Dataset rows about figures

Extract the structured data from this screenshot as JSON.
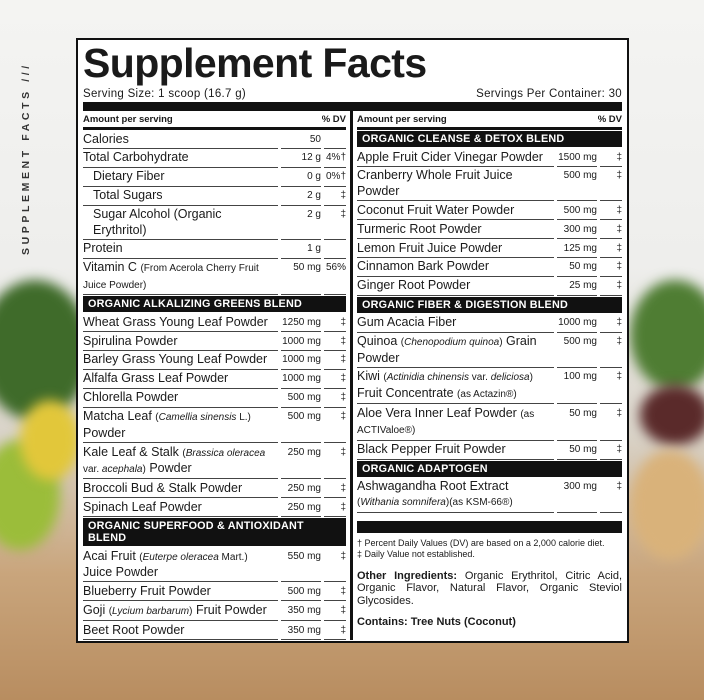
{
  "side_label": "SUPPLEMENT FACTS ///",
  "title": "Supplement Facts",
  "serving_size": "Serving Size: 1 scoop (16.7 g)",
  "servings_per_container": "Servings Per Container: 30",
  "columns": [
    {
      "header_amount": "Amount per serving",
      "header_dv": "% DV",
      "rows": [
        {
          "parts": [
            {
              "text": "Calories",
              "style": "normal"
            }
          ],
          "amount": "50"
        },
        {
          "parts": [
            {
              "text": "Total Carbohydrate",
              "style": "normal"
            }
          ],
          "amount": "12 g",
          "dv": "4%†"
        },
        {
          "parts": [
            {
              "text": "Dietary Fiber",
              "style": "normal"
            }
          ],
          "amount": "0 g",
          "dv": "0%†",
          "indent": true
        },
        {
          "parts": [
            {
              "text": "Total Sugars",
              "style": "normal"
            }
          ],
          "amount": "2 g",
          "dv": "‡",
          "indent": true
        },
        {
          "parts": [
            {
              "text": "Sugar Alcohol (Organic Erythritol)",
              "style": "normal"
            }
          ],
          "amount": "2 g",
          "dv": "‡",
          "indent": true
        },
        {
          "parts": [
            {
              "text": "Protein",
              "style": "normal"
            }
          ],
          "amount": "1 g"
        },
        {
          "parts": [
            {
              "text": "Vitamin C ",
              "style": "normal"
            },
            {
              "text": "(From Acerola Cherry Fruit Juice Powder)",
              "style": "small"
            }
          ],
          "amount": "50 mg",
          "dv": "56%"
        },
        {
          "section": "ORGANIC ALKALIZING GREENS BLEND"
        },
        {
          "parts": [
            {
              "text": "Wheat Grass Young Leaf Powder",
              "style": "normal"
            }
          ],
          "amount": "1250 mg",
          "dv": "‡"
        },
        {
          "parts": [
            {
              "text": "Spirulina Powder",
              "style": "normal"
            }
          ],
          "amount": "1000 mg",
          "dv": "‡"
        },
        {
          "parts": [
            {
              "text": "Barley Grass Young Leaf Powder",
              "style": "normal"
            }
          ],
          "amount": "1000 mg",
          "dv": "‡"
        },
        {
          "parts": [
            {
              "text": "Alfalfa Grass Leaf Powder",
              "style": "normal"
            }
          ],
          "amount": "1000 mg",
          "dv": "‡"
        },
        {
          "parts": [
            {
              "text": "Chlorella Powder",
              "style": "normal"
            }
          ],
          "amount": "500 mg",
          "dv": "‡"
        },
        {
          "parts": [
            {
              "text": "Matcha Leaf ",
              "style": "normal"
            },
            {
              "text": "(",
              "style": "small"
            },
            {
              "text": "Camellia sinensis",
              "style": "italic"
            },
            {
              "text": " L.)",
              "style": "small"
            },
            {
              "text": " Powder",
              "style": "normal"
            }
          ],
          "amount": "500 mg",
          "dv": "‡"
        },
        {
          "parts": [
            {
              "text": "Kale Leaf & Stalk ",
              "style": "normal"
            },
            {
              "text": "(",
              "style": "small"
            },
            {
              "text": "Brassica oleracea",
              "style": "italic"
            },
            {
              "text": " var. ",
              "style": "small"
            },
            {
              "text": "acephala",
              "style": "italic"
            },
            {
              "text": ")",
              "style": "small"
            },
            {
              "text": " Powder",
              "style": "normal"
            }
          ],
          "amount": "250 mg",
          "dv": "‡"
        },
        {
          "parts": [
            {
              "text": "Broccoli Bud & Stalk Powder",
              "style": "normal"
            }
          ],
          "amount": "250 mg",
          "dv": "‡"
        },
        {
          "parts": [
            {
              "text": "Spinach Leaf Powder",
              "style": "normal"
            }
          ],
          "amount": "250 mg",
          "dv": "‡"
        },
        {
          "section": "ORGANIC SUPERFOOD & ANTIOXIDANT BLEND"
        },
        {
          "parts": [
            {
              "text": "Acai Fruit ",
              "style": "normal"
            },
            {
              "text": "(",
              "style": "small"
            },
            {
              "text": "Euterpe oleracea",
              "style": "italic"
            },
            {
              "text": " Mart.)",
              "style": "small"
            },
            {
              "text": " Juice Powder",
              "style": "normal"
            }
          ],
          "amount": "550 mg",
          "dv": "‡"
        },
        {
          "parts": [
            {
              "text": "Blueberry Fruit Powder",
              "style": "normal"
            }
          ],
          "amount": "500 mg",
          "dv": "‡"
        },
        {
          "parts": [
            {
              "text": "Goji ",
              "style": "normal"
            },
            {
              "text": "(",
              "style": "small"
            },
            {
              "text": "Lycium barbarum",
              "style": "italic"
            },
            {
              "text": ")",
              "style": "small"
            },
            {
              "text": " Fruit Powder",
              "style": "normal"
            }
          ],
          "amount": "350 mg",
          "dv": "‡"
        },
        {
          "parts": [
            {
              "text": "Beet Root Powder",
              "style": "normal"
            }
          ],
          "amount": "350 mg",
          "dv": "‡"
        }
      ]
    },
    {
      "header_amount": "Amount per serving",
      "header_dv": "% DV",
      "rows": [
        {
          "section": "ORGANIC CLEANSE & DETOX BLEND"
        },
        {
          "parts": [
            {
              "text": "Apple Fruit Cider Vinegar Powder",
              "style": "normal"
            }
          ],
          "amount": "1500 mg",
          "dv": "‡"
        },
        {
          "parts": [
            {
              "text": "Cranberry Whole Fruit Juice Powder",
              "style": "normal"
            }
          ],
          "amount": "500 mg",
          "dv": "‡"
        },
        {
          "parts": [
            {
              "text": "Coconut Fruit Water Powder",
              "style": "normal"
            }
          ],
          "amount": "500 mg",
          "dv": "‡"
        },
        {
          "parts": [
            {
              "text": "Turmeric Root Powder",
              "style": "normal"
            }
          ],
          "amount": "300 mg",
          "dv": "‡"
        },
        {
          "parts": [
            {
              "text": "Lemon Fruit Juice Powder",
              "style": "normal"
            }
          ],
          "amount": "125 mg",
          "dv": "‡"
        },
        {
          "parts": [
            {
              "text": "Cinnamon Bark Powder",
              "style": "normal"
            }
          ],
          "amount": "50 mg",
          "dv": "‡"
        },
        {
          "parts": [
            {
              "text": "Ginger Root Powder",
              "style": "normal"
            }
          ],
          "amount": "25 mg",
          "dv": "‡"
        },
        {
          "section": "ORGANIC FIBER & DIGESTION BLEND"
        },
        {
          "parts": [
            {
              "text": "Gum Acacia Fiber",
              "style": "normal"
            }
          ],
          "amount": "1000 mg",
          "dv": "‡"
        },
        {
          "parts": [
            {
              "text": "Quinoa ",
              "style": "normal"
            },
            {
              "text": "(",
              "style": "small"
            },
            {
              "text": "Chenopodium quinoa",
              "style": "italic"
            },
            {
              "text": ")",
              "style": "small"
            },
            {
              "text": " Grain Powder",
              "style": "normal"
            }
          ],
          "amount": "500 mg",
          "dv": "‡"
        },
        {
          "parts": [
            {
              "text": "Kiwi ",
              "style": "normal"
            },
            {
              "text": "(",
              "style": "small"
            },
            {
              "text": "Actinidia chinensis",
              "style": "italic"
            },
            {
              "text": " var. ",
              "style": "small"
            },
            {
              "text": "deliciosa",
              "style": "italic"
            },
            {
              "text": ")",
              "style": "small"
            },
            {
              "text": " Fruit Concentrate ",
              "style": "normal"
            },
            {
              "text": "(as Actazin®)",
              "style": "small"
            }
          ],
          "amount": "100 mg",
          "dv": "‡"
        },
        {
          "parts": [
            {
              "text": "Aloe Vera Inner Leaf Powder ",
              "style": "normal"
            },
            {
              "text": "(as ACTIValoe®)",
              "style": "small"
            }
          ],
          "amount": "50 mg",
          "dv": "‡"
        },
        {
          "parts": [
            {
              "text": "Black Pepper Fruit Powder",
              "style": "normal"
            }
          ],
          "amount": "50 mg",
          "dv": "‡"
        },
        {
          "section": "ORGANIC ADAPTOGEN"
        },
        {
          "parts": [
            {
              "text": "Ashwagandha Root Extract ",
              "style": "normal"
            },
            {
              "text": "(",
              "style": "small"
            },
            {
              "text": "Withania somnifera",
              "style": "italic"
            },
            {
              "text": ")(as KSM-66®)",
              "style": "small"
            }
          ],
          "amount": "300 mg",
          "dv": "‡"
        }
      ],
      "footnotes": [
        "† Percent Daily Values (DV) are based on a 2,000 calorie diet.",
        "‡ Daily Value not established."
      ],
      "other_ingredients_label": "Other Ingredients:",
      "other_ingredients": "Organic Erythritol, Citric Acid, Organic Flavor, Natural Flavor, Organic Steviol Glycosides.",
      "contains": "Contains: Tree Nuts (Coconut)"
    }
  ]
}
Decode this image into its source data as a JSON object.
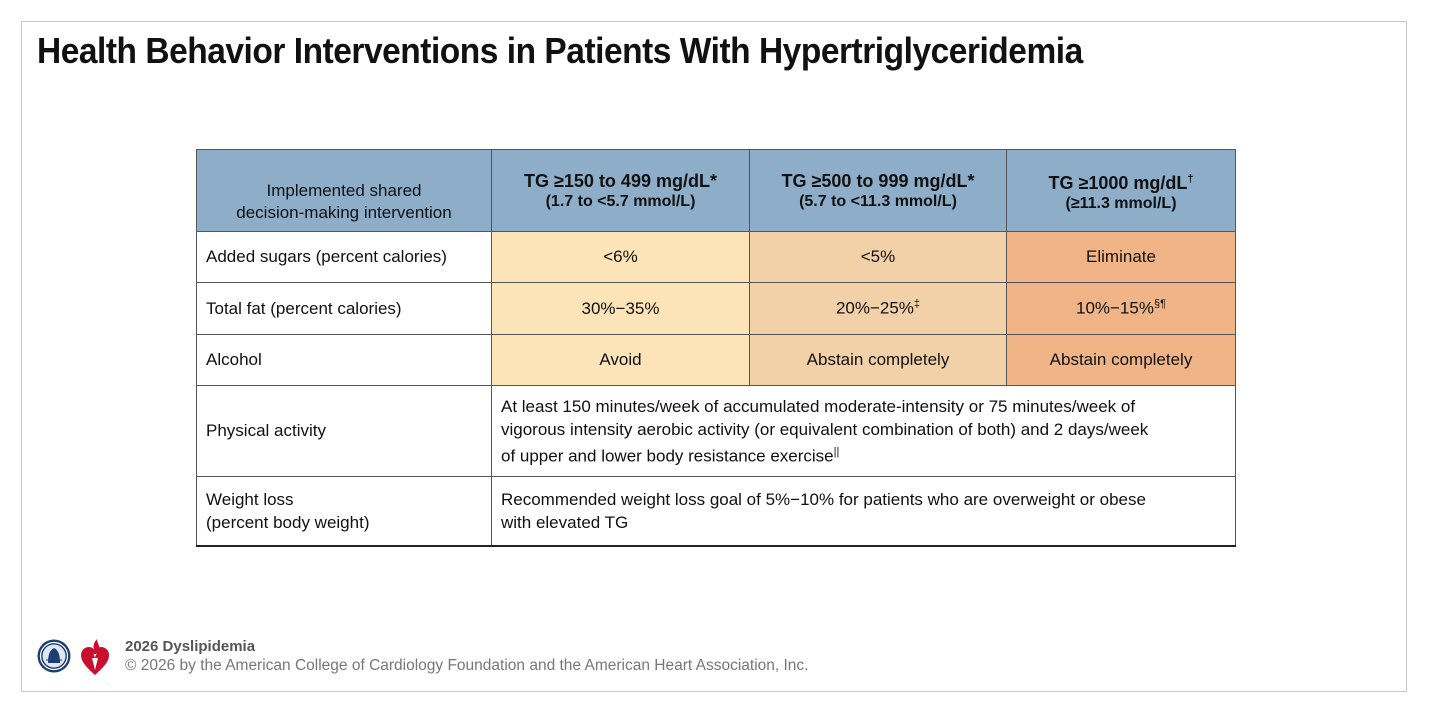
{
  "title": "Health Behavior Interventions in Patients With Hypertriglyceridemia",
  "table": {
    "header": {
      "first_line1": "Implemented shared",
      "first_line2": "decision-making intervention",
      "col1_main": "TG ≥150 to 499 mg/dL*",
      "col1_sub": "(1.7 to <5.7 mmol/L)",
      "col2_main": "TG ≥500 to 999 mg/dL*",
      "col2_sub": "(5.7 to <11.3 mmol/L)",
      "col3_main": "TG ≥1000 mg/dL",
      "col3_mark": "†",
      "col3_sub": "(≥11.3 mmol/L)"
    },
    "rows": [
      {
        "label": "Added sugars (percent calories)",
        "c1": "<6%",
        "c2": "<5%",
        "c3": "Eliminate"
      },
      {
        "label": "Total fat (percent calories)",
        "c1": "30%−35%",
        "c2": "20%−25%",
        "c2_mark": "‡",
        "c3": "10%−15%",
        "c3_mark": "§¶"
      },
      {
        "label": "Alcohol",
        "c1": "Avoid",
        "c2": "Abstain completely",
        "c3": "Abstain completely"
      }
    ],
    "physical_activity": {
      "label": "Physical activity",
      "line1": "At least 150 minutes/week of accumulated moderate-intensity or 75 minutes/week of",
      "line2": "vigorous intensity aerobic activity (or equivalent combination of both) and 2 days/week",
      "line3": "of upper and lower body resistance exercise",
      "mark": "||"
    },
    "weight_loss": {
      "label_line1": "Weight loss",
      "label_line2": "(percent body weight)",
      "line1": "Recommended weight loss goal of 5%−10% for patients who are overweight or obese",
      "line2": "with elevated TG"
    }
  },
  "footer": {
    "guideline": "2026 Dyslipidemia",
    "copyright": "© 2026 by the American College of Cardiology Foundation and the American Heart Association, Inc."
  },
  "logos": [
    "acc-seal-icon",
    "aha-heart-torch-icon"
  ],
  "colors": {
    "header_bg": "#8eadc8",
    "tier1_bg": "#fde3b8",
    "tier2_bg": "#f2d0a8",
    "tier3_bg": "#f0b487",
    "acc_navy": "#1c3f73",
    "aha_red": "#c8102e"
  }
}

- **Your assignment**
Each line above that has the word "Alcohol" should be copied.

- **Result of this exercise**
              "text": "Sugar Alcohol (Organic Erythritol)",
        "label": "Alcohol",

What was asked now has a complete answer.